■ **WRITTEN PROBLEM**
In the data, extract each line that holds the string "subtitle".

■ **DATASET RECORDS**
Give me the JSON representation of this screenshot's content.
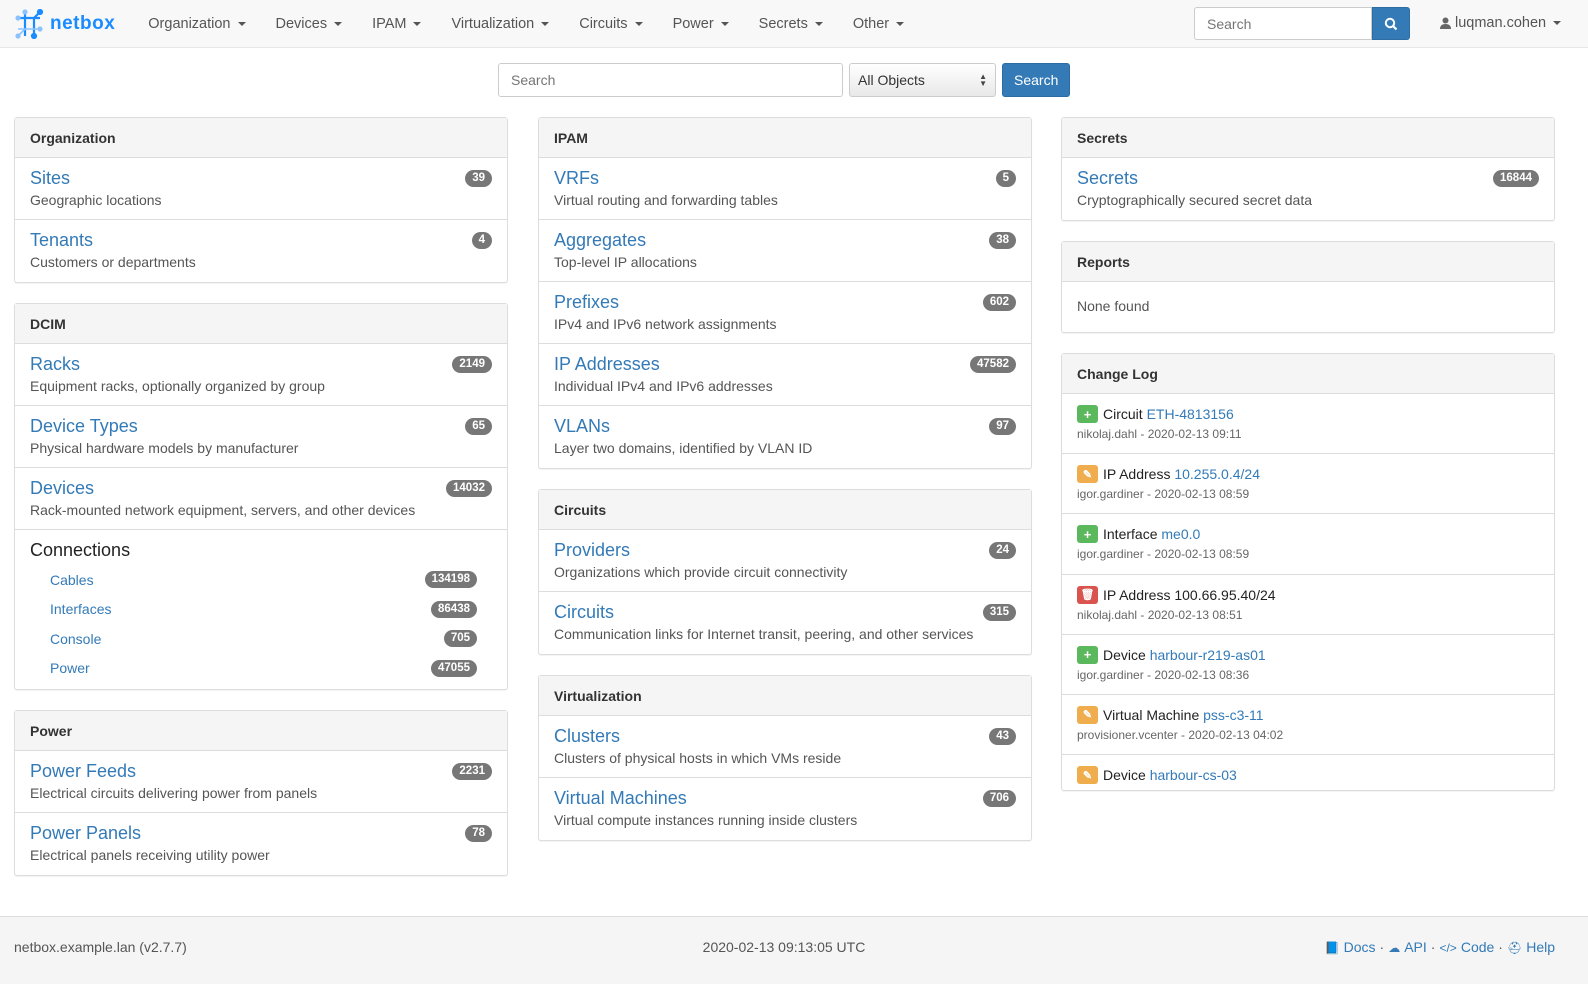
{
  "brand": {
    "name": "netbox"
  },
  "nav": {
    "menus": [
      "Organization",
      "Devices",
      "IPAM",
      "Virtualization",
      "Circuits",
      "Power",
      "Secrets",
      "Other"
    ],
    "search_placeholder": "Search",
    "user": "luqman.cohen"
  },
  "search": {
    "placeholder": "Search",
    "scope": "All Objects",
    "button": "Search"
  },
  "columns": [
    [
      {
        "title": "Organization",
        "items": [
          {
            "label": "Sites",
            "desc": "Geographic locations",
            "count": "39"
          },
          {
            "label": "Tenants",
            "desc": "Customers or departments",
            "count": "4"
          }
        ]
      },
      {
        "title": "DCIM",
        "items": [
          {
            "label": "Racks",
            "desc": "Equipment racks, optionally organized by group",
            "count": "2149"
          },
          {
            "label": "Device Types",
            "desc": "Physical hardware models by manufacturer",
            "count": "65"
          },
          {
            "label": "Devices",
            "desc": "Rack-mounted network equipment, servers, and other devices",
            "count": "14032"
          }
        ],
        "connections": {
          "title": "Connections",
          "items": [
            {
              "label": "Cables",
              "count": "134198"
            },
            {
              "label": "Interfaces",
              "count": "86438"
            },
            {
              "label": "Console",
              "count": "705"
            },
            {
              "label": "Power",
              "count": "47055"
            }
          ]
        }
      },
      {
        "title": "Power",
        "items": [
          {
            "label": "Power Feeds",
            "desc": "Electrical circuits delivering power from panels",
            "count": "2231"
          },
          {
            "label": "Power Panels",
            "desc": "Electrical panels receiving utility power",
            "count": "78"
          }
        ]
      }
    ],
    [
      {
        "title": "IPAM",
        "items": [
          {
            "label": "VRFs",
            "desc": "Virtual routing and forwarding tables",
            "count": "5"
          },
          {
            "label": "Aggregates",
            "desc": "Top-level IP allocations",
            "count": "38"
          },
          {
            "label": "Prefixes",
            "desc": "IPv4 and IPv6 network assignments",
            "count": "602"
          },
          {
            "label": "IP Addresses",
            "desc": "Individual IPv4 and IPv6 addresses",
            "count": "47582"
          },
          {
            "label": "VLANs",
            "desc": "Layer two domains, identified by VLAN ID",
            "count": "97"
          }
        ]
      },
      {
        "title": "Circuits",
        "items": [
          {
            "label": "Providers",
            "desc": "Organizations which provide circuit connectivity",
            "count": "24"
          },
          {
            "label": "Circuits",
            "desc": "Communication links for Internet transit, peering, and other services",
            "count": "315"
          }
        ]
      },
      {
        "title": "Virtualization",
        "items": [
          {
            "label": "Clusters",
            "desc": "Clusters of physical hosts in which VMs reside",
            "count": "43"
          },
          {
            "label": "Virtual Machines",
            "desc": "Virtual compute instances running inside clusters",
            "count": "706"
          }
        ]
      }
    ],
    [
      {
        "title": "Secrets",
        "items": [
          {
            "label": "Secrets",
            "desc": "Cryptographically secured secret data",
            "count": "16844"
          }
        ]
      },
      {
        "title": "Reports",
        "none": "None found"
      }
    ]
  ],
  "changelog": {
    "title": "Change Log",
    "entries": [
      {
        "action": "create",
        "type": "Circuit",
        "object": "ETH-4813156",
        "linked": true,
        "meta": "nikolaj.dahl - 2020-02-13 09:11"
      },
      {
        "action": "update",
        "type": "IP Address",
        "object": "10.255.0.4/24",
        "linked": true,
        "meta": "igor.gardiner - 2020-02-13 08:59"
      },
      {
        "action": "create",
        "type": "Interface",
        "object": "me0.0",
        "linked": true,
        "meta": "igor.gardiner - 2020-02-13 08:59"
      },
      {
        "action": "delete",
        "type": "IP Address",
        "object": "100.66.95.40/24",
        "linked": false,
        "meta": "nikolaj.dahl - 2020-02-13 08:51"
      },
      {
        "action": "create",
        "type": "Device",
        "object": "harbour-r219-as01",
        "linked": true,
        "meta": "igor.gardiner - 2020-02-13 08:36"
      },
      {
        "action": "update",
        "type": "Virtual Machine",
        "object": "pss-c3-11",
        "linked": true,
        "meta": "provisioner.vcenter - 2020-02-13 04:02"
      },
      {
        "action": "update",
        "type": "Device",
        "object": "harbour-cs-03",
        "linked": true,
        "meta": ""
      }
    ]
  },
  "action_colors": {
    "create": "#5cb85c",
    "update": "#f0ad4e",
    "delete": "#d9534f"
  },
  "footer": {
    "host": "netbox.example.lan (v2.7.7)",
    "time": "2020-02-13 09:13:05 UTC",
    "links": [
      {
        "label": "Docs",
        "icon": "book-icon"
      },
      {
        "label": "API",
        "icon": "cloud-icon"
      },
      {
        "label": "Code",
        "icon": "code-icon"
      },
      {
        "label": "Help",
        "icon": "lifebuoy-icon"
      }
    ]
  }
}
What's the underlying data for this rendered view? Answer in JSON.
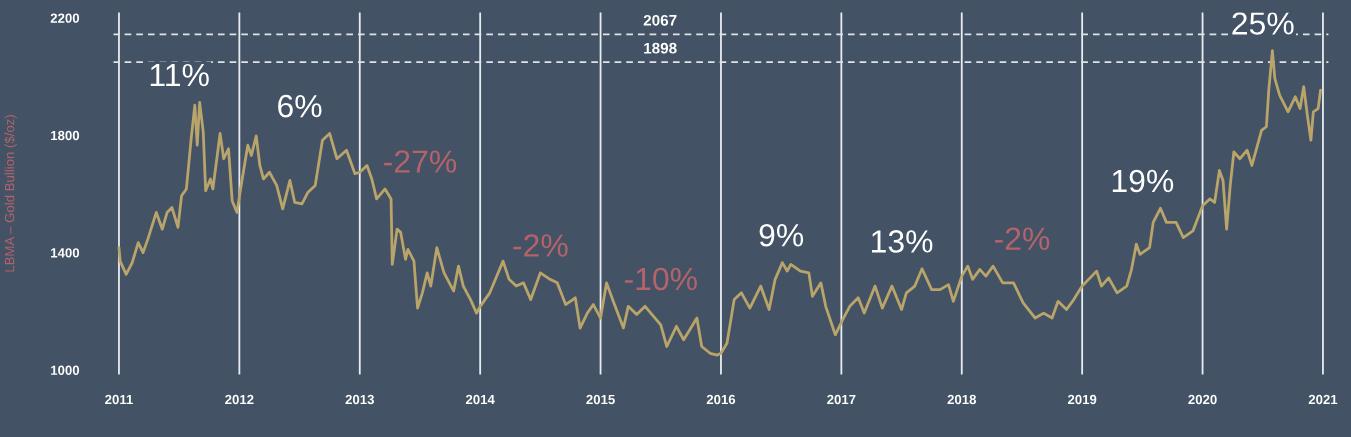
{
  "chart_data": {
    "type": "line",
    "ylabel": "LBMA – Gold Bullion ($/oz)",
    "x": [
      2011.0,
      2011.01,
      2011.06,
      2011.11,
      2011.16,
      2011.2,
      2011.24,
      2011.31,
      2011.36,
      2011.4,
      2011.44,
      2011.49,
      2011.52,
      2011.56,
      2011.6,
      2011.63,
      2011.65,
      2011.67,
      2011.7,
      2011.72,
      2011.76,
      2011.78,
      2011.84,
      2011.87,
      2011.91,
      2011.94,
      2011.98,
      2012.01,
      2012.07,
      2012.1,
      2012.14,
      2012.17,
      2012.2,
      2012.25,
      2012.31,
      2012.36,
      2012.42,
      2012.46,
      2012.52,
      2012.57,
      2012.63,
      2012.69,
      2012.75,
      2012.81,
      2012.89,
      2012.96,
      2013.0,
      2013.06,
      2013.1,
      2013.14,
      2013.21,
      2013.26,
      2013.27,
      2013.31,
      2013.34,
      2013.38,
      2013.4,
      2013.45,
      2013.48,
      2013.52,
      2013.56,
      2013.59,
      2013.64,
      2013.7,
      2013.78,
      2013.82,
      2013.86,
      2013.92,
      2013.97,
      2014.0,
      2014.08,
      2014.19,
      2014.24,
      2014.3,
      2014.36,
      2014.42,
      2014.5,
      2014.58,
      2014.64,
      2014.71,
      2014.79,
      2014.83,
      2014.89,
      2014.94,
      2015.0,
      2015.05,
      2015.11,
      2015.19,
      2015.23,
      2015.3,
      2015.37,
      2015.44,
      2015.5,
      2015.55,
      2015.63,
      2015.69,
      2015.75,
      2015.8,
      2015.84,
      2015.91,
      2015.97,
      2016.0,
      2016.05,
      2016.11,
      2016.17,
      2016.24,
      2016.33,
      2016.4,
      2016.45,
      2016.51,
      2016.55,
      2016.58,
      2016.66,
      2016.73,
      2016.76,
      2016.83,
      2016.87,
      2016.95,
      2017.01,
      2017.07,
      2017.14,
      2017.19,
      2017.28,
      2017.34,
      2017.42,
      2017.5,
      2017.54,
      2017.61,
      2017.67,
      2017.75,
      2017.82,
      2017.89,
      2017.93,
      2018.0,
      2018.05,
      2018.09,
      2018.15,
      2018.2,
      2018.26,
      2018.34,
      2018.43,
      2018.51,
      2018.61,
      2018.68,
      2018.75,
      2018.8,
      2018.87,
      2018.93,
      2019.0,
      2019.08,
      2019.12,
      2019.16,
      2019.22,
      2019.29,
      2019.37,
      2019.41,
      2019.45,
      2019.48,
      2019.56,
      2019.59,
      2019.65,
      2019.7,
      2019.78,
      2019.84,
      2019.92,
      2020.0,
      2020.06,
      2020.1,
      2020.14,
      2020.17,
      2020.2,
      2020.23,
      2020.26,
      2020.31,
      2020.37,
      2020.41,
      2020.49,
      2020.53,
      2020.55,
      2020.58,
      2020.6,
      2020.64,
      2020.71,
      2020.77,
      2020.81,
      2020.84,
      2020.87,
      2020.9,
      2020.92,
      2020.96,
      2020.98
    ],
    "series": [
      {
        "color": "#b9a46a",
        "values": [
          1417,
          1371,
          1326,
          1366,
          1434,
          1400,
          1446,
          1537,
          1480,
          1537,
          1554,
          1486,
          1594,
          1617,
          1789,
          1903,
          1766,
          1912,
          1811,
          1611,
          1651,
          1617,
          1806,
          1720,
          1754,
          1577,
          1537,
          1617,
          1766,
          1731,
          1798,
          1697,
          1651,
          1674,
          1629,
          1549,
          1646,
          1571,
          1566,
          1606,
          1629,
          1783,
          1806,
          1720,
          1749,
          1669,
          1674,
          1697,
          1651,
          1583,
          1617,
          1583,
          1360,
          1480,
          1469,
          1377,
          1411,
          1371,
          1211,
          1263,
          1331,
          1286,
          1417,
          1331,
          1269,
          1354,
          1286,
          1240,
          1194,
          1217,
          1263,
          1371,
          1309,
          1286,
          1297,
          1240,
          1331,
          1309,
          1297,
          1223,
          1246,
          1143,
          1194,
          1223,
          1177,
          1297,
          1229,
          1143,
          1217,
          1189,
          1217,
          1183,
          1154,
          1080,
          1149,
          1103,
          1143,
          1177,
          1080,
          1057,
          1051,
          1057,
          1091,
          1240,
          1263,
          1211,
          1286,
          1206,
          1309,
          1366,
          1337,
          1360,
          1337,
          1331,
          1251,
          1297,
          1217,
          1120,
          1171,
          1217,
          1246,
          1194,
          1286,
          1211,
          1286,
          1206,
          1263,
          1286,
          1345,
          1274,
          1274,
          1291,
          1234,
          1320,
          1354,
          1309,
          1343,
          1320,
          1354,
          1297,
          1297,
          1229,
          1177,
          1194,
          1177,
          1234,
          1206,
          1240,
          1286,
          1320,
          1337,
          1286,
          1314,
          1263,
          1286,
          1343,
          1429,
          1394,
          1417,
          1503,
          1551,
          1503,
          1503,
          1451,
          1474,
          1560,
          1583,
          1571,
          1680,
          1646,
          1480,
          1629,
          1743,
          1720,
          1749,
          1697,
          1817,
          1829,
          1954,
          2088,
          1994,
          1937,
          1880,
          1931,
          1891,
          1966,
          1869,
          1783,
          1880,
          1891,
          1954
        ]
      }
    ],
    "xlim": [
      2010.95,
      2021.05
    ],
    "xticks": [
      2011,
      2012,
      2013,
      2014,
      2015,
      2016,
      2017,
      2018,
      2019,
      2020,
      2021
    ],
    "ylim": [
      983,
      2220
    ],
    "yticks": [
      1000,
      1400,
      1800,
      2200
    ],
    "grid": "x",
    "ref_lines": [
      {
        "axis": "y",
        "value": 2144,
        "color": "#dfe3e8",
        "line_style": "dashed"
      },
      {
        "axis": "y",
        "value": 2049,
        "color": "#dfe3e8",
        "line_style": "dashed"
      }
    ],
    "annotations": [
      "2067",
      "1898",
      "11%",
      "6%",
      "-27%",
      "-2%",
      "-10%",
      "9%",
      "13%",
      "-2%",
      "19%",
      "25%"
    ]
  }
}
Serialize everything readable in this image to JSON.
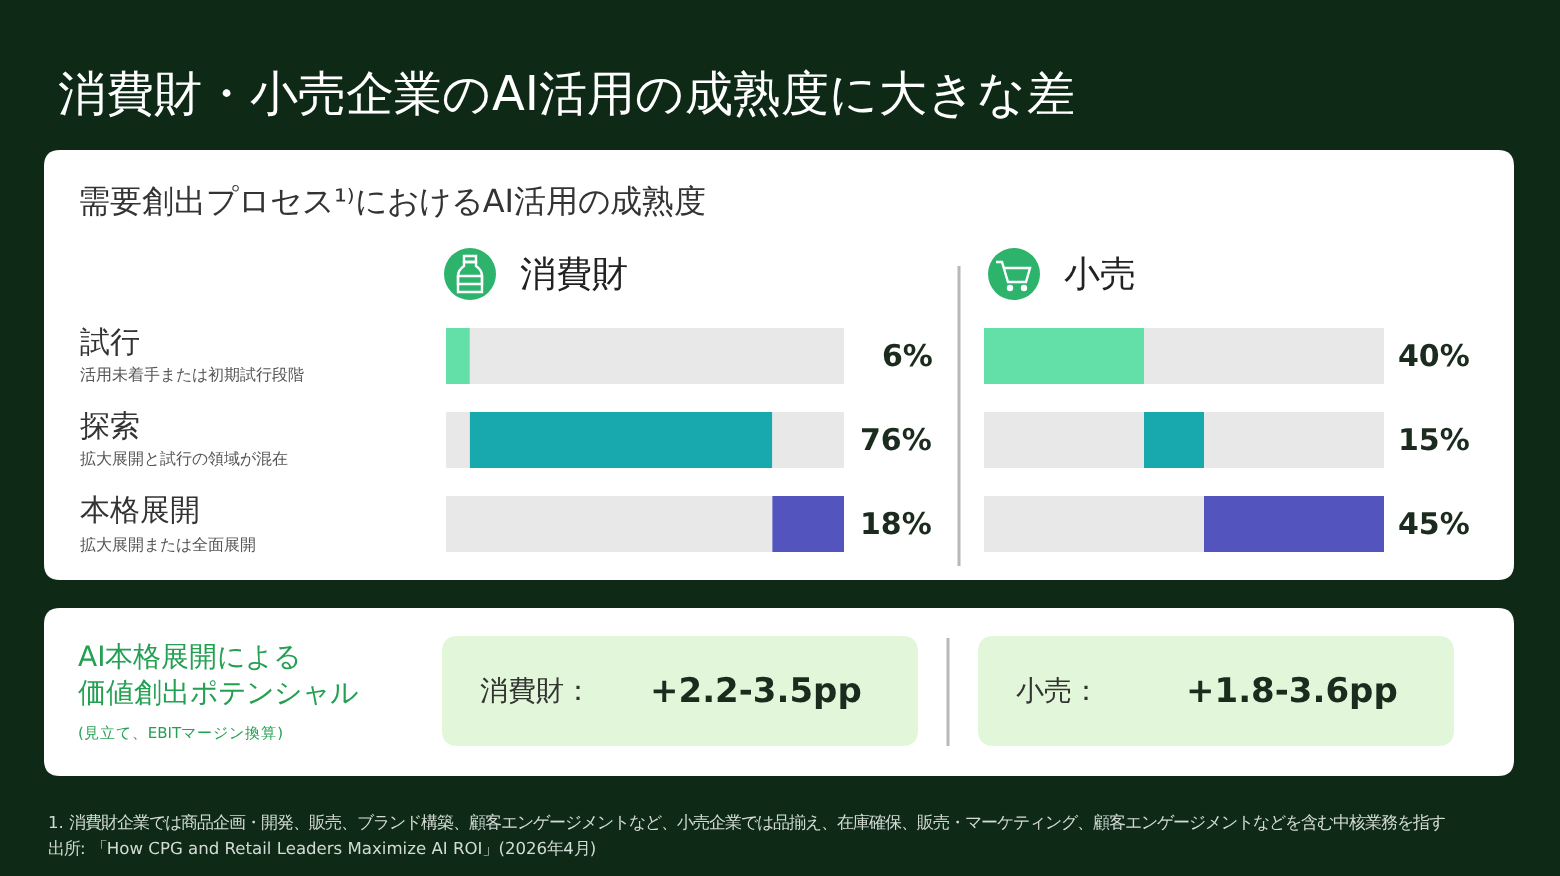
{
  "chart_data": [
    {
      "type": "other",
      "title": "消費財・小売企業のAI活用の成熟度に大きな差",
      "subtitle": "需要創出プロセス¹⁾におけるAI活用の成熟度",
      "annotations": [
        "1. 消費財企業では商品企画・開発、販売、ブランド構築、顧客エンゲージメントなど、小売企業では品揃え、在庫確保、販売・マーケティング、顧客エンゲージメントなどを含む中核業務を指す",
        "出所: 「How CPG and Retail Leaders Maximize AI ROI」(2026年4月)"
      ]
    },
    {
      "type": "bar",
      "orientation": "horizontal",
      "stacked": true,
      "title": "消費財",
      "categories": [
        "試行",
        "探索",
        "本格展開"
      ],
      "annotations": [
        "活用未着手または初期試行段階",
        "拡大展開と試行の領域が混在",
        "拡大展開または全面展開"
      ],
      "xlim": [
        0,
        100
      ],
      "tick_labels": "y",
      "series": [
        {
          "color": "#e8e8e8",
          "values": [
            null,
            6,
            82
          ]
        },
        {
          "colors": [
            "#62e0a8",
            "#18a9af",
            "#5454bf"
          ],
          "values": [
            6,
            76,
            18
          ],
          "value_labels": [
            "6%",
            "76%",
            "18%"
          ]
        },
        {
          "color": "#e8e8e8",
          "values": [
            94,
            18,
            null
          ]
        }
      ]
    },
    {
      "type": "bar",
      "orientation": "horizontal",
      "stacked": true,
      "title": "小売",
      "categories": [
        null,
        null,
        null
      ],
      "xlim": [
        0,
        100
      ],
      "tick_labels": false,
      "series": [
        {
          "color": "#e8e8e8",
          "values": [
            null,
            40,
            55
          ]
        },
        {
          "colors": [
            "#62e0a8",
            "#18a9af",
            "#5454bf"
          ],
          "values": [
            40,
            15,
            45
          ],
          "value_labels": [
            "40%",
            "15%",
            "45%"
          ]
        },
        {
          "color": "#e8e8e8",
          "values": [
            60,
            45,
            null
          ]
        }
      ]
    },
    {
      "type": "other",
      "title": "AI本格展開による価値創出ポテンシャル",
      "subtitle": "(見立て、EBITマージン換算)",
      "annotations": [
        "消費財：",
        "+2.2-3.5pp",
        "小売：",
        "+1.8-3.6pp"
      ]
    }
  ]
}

■ **RESULT OF THIS EXERCISE**
      "subtitle": "需要創出プロセス¹⁾におけるAI活用の成熟度",
      "subtitle": "(見立て、EBITマージン換算)",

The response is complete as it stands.